Do this: Give every entry again, unchanged, and leave its images out.

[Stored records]

··········

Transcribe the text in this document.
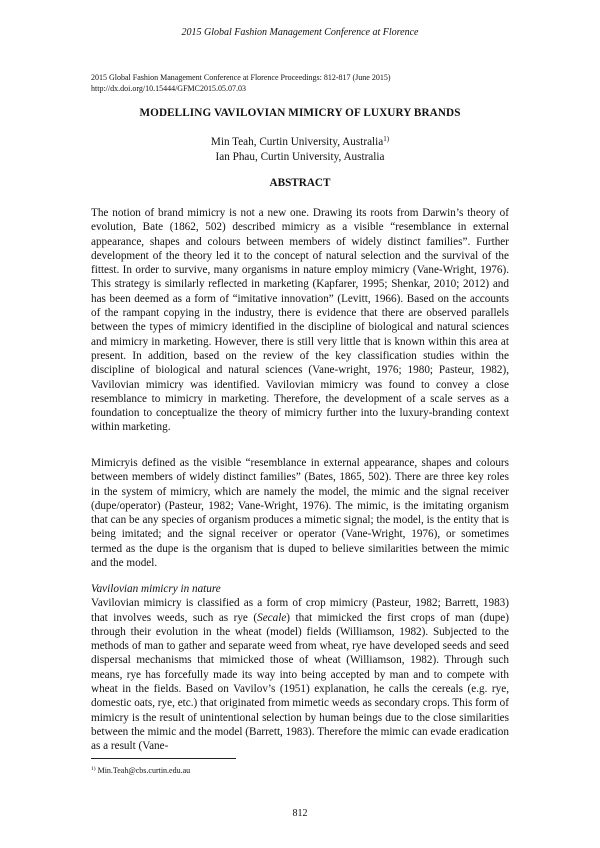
2015 Global Fashion Management Conference at Florence
2015 Global Fashion Management Conference at Florence Proceedings: 812-817 (June 2015)
http://dx.doi.org/10.15444/GFMC2015.05.07.03
MODELLING VAVILOVIAN MIMICRY OF LUXURY BRANDS
Min Teah, Curtin University, Australia$^{1)}$
Ian Phau, Curtin University, Australia
ABSTRACT
The notion of brand mimicry is not a new one. Drawing its roots from Darwin’s theory of evolution, Bate (1862, 502) described mimicry as a visible “resemblance in external appearance, shapes and colours between members of widely distinct families”. Further development of the theory led it to the concept of natural selection and the survival of the fittest. In order to survive, many organisms in nature employ mimicry (Vane-Wright, 1976). This strategy is similarly reflected in marketing (Kapfarer, 1995; Shenkar, 2010; 2012) and has been deemed as a form of “imitative innovation” (Levitt, 1966). Based on the accounts of the rampant copying in the industry, there is evidence that there are observed parallels between the types of mimicry identified in the discipline of biological and natural sciences and mimicry in marketing. However, there is still very little that is known within this area at present. In addition, based on the review of the key classification studies within the discipline of biological and natural sciences (Vane-wright, 1976; 1980; Pasteur, 1982), Vavilovian mimicry was identified. Vavilovian mimicry was found to convey a close resemblance to mimicry in marketing. Therefore, the development of a scale serves as a foundation to conceptualize the theory of mimicry further into the luxury-branding context within marketing.
Mimicryis defined as the visible “resemblance in external appearance, shapes and colours between members of widely distinct families” (Bates, 1865, 502). There are three key roles in the system of mimicry, which are namely the model, the mimic and the signal receiver (dupe/operator) (Pasteur, 1982; Vane-Wright, 1976). The mimic, is the imitating organism that can be any species of organism produces a mimetic signal; the model, is the entity that is being imitated; and the signal receiver or operator (Vane-Wright, 1976), or sometimes termed as the dupe is the organism that is duped to believe similarities between the mimic and the model.
Vavilovian mimicry in nature
Vavilovian mimicry is classified as a form of crop mimicry (Pasteur, 1982; Barrett, 1983) that involves weeds, such as rye (Secale) that mimicked the first crops of man (dupe) through their evolution in the wheat (model) fields (Williamson, 1982). Subjected to the methods of man to gather and separate weed from wheat, rye have developed seeds and seed dispersal mechanisms that mimicked those of wheat (Williamson, 1982). Through such means, rye has forcefully made its way into being accepted by man and to compete with wheat in the fields. Based on Vavilov’s (1951) explanation, he calls the cereals (e.g. rye, domestic oats, rye, etc.) that originated from mimetic weeds as secondary crops. This form of mimicry is the result of unintentional selection by human beings due to the close similarities between the mimic and the model (Barrett, 1983). Therefore the mimic can evade eradication as a result (Vane-
$^{1)}$ Min.Teah@cbs.curtin.edu.au
812
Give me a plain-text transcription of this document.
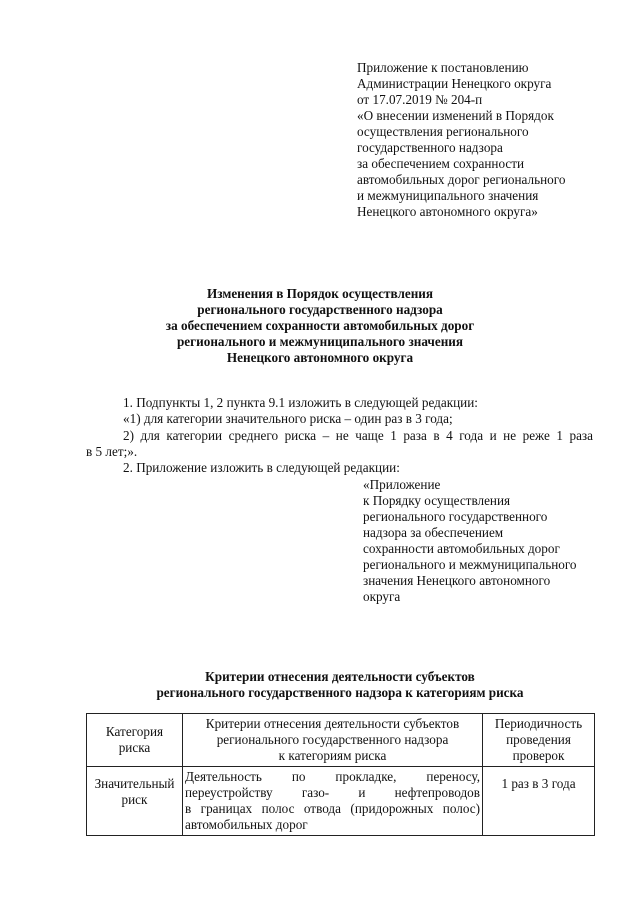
Приложение к постановлению
Администрации Ненецкого округа
от 17.07.2019 № 204-п
«О внесении изменений в Порядок
осуществления регионального
государственного надзора
за обеспечением сохранности
автомобильных дорог регионального
и межмуниципального значения
Ненецкого автономного округа»
Изменения в Порядок осуществления
регионального государственного надзора
за обеспечением сохранности автомобильных дорог
регионального и межмуниципального значения
Ненецкого автономного округа
1. Подпункты 1, 2 пункта 9.1 изложить в следующей редакции:
«1) для категории значительного риска – один раз в 3 года;
2) для категории среднего риска – не чаще 1 раза в 4 года и не реже 1 раза
в 5 лет;».
2. Приложение изложить в следующей редакции:
«Приложение
к Порядку осуществления
регионального государственного
надзора за обеспечением
сохранности автомобильных дорог
регионального и межмуниципального
значения Ненецкого автономного
округа
Критерии отнесения деятельности субъектов
регионального государственного надзора к категориям риска
Категория
риска	Критерии отнесения деятельности субъектов
регионального государственного надзора
к категориям риска	Периодичность
проведения
проверок

Значительный
риск	Деятельность по прокладке, переносу,
переустройству газо- и нефтепроводов
в границах полос отвода (придорожных полос)
автомобильных дорог	1 раз в 3 года
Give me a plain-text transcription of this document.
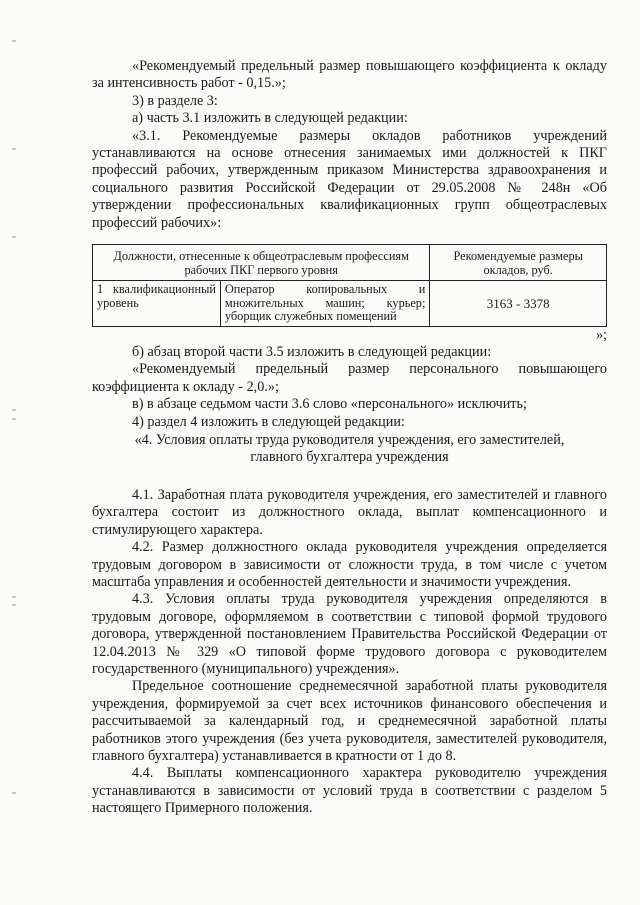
«Рекомендуемый предельный размер повышающего коэффициента к окладу за интенсивность работ - 0,15.»;

3) в разделе 3:

а) часть 3.1 изложить в следующей редакции:

«3.1. Рекомендуемые размеры окладов работников учреждений устанавливаются на основе отнесения занимаемых ими должностей к ПКГ профессий рабочих, утвержденным приказом Министерства здравоохранения и социального развития Российской Федерации от 29.05.2008 № 248н «Об утверждении профессиональных квалификационных групп общеотраслевых профессий рабочих»:

Должности, отнесенные к общеотраслевым профессиям рабочих ПКГ первого уровня		Рекомендуемые размеры окладов, руб.
1 квалификационный уровень	Оператор копировальных и множительных машин; курьер; уборщик служебных помещений	3163 - 3378

»;

б) абзац второй части 3.5 изложить в следующей редакции:

«Рекомендуемый предельный размер персонального повышающего коэффициента к окладу - 2,0.»;

в) в абзаце седьмом части 3.6 слово «персонального» исключить;

4) раздел 4 изложить в следующей редакции:

«4. Условия оплаты труда руководителя учреждения, его заместителей, главного бухгалтера учреждения

4.1. Заработная плата руководителя учреждения, его заместителей и главного бухгалтера состоит из должностного оклада, выплат компенсационного и стимулирующего характера.

4.2. Размер должностного оклада руководителя учреждения определяется трудовым договором в зависимости от сложности труда, в том числе с учетом масштаба управления и особенностей деятельности и значимости учреждения.

4.3. Условия оплаты труда руководителя учреждения определяются в трудовым договоре, оформляемом в соответствии с типовой формой трудового договора, утвержденной постановлением Правительства Российской Федерации от 12.04.2013 № 329 «О типовой форме трудового договора с руководителем государственного (муниципального) учреждения».

Предельное соотношение среднемесячной заработной платы руководителя учреждения, формируемой за счет всех источников финансового обеспечения и рассчитываемой за календарный год, и среднемесячной заработной платы работников этого учреждения (без учета руководителя, заместителей руководителя, главного бухгалтера) устанавливается в кратности от 1 до 8.

4.4. Выплаты компенсационного характера руководителю учреждения устанавливаются в зависимости от условий труда в соответствии с разделом 5 настоящего Примерного положения.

··········

The result:
Transcribe the text in this document.
2015 Global Fashion Management Conference at Florence
2015 Global Fashion Management Conference at Florence Proceedings: 812-817 (June 2015)
http://dx.doi.org/10.15444/GFMC2015.05.07.03
MODELLING VAVILOVIAN MIMICRY OF LUXURY BRANDS
Min Teah, Curtin University, Australia$^{1)}$
Ian Phau, Curtin University, Australia
ABSTRACT
The notion of brand mimicry is not a new one. Drawing its roots from Darwin’s theory of evolution, Bate (1862, 502) described mimicry as a visible “resemblance in external appearance, shapes and colours between members of widely distinct families”. Further development of the theory led it to the concept of natural selection and the survival of the fittest. In order to survive, many organisms in nature employ mimicry (Vane-Wright, 1976). This strategy is similarly reflected in marketing (Kapfarer, 1995; Shenkar, 2010; 2012) and has been deemed as a form of “imitative innovation” (Levitt, 1966). Based on the accounts of the rampant copying in the industry, there is evidence that there are observed parallels between the types of mimicry identified in the discipline of biological and natural sciences and mimicry in marketing. However, there is still very little that is known within this area at present. In addition, based on the review of the key classification studies within the discipline of biological and natural sciences (Vane-wright, 1976; 1980; Pasteur, 1982), Vavilovian mimicry was identified. Vavilovian mimicry was found to convey a close resemblance to mimicry in marketing. Therefore, the development of a scale serves as a foundation to conceptualize the theory of mimicry further into the luxury-branding context within marketing.
Mimicryis defined as the visible “resemblance in external appearance, shapes and colours between members of widely distinct families” (Bates, 1865, 502). There are three key roles in the system of mimicry, which are namely the model, the mimic and the signal receiver (dupe/operator) (Pasteur, 1982; Vane-Wright, 1976). The mimic, is the imitating organism that can be any species of organism produces a mimetic signal; the model, is the entity that is being imitated; and the signal receiver or operator (Vane-Wright, 1976), or sometimes termed as the dupe is the organism that is duped to believe similarities between the mimic and the model.
Vavilovian mimicry in nature
Vavilovian mimicry is classified as a form of crop mimicry (Pasteur, 1982; Barrett, 1983) that involves weeds, such as rye (Secale) that mimicked the first crops of man (dupe) through their evolution in the wheat (model) fields (Williamson, 1982). Subjected to the methods of man to gather and separate weed from wheat, rye have developed seeds and seed dispersal mechanisms that mimicked those of wheat (Williamson, 1982). Through such means, rye has forcefully made its way into being accepted by man and to compete with wheat in the fields. Based on Vavilov’s (1951) explanation, he calls the cereals (e.g. rye, domestic oats, rye, etc.) that originated from mimetic weeds as secondary crops. This form of mimicry is the result of unintentional selection by human beings due to the close similarities between the mimic and the model (Barrett, 1983). Therefore the mimic can evade eradication as a result (Vane-
$^{1)}$ Min.Teah@cbs.curtin.edu.au
812
Give me a plain-text transcription of this document.
Приложение к постановлению
Администрации Ненецкого округа
от 17.07.2019 № 204-п
«О внесении изменений в Порядок
осуществления регионального
государственного надзора
за обеспечением сохранности
автомобильных дорог регионального
и межмуниципального значения
Ненецкого автономного округа»
Изменения в Порядок осуществления
регионального государственного надзора
за обеспечением сохранности автомобильных дорог
регионального и межмуниципального значения
Ненецкого автономного округа
1. Подпункты 1, 2 пункта 9.1 изложить в следующей редакции:
«1) для категории значительного риска – один раз в 3 года;
2) для категории среднего риска – не чаще 1 раза в 4 года и не реже 1 раза
в 5 лет;».
2. Приложение изложить в следующей редакции:
«Приложение
к Порядку осуществления
регионального государственного
надзора за обеспечением
сохранности автомобильных дорог
регионального и межмуниципального
значения Ненецкого автономного
округа
Критерии отнесения деятельности субъектов
регионального государственного надзора к категориям риска
Категория
риска	Критерии отнесения деятельности субъектов
регионального государственного надзора
к категориям риска	Периодичность
проведения
проверок

Значительный
риск	Деятельность по прокладке, переносу,
переустройству газо- и нефтепроводов
в границах полос отвода (придорожных полос)
автомобильных дорог	1 раз в 3 года
Give me a plain-text transcription of this document.
«Рекомендуемый предельный размер повышающего коэффициента к окладу за интенсивность работ - 0,15.»;

3) в разделе 3:

а) часть 3.1 изложить в следующей редакции:

«3.1. Рекомендуемые размеры окладов работников учреждений устанавливаются на основе отнесения занимаемых ими должностей к ПКГ профессий рабочих, утвержденным приказом Министерства здравоохранения и социального развития Российской Федерации от 29.05.2008 № 248н «Об утверждении профессиональных квалификационных групп общеотраслевых профессий рабочих»:

Должности, отнесенные к общеотраслевым профессиям рабочих ПКГ первого уровня		Рекомендуемые размеры окладов, руб.
1 квалификационный уровень	Оператор копировальных и множительных машин; курьер; уборщик служебных помещений	3163 - 3378

»;

б) абзац второй части 3.5 изложить в следующей редакции:

«Рекомендуемый предельный размер персонального повышающего коэффициента к окладу - 2,0.»;

в) в абзаце седьмом части 3.6 слово «персонального» исключить;

4) раздел 4 изложить в следующей редакции:

«4. Условия оплаты труда руководителя учреждения, его заместителей, главного бухгалтера учреждения

4.1. Заработная плата руководителя учреждения, его заместителей и главного бухгалтера состоит из должностного оклада, выплат компенсационного и стимулирующего характера.

4.2. Размер должностного оклада руководителя учреждения определяется трудовым договором в зависимости от сложности труда, в том числе с учетом масштаба управления и особенностей деятельности и значимости учреждения.

4.3. Условия оплаты труда руководителя учреждения определяются в трудовым договоре, оформляемом в соответствии с типовой формой трудового договора, утвержденной постановлением Правительства Российской Федерации от 12.04.2013 № 329 «О типовой форме трудового договора с руководителем государственного (муниципального) учреждения».

Предельное соотношение среднемесячной заработной платы руководителя учреждения, формируемой за счет всех источников финансового обеспечения и рассчитываемой за календарный год, и среднемесячной заработной платы работников этого учреждения (без учета руководителя, заместителей руководителя, главного бухгалтера) устанавливается в кратности от 1 до 8.

4.4. Выплаты компенсационного характера руководителю учреждения устанавливаются в зависимости от условий труда в соответствии с разделом 5 настоящего Примерного положения.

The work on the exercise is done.